▶ **TASK PROMPT**:
Can you pull out each line of the data below that includes the word "胎盘注射"?

***** RECORDS SHOWN

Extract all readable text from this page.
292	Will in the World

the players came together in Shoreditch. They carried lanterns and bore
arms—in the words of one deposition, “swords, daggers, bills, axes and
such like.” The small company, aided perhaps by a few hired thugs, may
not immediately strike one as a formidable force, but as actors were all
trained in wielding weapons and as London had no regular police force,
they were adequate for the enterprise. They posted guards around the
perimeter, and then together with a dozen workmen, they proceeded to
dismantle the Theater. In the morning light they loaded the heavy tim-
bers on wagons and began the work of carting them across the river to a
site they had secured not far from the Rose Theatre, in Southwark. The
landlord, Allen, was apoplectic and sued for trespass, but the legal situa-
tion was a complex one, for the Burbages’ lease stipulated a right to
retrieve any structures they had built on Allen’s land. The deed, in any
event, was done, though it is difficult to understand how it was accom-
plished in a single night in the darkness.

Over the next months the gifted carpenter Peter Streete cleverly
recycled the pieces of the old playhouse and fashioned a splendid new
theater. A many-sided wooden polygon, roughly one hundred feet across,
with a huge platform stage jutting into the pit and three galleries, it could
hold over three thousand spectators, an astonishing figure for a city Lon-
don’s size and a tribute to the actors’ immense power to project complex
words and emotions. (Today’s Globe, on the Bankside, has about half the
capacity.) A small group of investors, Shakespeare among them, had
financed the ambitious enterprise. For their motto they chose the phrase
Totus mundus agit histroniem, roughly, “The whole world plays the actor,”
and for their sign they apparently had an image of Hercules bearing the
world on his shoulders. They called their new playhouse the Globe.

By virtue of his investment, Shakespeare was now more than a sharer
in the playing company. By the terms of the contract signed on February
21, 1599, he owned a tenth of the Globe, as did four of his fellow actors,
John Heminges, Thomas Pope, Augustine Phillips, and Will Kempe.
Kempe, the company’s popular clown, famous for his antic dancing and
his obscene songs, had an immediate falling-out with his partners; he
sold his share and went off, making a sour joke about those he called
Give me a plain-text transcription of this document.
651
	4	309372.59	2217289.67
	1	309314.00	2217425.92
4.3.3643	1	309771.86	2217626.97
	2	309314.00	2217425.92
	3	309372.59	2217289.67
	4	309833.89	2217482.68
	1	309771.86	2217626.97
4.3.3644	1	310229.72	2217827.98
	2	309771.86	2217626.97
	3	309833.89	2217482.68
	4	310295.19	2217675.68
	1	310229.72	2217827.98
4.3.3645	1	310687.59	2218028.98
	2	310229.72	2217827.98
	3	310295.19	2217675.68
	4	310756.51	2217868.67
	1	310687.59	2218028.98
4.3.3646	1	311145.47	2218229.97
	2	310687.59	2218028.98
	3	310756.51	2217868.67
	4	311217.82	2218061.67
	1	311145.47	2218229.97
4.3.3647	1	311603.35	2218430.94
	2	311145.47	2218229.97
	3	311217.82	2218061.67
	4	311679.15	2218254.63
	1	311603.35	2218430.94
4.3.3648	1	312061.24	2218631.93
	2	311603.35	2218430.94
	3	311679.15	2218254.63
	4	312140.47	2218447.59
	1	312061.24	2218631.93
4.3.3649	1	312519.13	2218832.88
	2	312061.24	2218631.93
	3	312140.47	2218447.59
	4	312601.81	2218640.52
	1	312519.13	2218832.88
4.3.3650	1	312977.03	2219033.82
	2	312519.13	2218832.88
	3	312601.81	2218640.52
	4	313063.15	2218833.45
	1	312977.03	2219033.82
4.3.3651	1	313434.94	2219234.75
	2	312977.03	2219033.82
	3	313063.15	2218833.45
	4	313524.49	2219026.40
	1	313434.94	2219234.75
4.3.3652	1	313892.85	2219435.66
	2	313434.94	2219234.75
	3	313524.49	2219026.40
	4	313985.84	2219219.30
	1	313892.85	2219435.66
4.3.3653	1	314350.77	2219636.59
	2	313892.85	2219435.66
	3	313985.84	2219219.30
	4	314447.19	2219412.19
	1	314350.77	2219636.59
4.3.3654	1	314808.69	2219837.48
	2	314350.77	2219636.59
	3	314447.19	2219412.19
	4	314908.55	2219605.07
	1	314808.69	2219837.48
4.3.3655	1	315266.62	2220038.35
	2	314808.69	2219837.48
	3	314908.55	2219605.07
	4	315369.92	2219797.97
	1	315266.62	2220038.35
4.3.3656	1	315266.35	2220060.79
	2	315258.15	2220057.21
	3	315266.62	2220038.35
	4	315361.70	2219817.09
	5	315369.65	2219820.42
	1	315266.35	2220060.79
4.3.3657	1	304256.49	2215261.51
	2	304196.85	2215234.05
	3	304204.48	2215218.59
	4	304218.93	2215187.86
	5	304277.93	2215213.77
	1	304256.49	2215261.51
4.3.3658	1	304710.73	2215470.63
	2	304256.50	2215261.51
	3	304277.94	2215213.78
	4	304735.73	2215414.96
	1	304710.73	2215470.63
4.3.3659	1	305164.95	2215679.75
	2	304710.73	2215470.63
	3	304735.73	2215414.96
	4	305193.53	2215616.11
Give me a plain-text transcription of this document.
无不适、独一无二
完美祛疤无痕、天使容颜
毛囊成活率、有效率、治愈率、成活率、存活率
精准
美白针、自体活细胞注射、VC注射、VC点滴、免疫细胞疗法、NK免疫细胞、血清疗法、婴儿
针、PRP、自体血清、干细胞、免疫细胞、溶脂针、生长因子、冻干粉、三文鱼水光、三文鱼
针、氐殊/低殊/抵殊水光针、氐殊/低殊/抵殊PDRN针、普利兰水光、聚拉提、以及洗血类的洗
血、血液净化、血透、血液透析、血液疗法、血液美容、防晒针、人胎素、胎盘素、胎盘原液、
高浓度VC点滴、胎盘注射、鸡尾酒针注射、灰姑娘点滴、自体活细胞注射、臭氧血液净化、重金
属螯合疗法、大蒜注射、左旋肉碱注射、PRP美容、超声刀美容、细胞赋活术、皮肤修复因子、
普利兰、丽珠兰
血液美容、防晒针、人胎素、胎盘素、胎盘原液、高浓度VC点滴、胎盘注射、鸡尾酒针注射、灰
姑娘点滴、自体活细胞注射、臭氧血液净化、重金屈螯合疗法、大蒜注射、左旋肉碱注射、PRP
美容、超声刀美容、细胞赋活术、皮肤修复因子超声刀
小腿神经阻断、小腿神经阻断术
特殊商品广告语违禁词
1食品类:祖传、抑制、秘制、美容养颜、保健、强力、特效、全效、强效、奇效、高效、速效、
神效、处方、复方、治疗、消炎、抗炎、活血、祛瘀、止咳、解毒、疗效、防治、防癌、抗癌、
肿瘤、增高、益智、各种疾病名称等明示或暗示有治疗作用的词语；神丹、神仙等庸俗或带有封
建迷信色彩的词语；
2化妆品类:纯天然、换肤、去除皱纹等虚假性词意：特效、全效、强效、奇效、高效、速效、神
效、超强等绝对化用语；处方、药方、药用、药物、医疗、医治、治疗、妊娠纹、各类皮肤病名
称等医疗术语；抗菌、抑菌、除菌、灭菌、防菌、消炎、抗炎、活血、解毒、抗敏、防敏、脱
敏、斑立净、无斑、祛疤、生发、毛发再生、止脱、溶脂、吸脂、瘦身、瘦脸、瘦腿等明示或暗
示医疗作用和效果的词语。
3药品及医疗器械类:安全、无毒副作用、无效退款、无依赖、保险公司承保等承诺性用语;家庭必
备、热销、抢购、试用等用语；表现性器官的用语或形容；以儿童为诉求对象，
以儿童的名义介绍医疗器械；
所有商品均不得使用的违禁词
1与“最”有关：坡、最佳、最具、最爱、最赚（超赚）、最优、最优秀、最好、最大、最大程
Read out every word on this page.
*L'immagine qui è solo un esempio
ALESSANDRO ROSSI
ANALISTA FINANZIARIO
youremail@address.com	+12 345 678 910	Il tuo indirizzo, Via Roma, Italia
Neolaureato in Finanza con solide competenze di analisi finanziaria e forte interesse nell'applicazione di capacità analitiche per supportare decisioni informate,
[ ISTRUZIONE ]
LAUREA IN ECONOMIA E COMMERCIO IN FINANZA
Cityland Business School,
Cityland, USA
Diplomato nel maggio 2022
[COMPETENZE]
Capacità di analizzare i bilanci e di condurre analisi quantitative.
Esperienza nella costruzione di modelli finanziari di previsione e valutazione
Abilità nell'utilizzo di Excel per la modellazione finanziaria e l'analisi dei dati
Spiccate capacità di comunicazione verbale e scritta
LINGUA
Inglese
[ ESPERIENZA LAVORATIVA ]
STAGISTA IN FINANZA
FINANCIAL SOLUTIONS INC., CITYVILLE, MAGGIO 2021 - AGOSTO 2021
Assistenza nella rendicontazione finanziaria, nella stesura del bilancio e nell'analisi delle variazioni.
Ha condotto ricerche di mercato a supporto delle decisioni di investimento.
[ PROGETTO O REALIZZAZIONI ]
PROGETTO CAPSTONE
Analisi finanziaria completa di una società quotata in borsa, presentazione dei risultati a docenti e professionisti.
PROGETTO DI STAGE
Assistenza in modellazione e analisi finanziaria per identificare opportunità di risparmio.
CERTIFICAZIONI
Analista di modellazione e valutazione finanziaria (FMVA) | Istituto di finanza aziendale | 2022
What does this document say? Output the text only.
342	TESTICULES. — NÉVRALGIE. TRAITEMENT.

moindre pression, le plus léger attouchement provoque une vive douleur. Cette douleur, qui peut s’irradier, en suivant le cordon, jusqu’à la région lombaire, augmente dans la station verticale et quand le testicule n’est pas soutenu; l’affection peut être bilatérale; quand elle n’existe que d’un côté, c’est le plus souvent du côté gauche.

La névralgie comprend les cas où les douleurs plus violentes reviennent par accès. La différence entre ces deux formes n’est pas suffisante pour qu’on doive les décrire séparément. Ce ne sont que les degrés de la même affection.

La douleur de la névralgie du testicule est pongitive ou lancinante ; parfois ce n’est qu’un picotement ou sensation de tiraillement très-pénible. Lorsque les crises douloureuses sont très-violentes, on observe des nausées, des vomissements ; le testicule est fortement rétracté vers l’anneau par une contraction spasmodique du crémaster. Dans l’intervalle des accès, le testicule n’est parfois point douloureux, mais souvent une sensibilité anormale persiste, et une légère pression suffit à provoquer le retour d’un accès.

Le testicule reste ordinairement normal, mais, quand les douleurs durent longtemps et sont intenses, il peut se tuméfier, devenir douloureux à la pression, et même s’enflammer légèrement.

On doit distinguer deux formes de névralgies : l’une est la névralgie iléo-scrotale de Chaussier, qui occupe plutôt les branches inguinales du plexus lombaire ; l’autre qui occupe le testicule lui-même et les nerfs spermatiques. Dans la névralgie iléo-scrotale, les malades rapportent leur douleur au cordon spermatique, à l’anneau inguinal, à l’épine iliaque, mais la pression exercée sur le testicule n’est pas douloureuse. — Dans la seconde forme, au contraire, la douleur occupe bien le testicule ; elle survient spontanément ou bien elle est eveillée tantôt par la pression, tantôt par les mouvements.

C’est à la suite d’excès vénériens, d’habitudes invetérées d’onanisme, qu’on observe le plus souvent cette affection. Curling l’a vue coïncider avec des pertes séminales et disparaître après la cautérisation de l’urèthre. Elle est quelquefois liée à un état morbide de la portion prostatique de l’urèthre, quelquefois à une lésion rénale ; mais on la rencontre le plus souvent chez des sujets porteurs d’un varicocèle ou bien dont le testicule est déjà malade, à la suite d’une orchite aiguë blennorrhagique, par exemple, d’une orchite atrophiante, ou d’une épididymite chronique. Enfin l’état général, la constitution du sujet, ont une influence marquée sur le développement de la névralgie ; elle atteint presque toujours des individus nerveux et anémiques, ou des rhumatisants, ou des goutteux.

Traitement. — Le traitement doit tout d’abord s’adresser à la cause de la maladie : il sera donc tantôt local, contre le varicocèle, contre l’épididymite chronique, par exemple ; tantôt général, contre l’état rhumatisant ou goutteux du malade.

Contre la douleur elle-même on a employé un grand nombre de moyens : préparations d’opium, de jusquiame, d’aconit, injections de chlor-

**********

▶ **COMPLETE RESPONSE**:
高浓度VC点滴、胎盘注射、鸡尾酒针注射、灰姑娘点滴、自体活细胞注射、臭氧血液净化、重金
血液美容、防晒针、人胎素、胎盘素、胎盘原液、高浓度VC点滴、胎盘注射、鸡尾酒针注射、灰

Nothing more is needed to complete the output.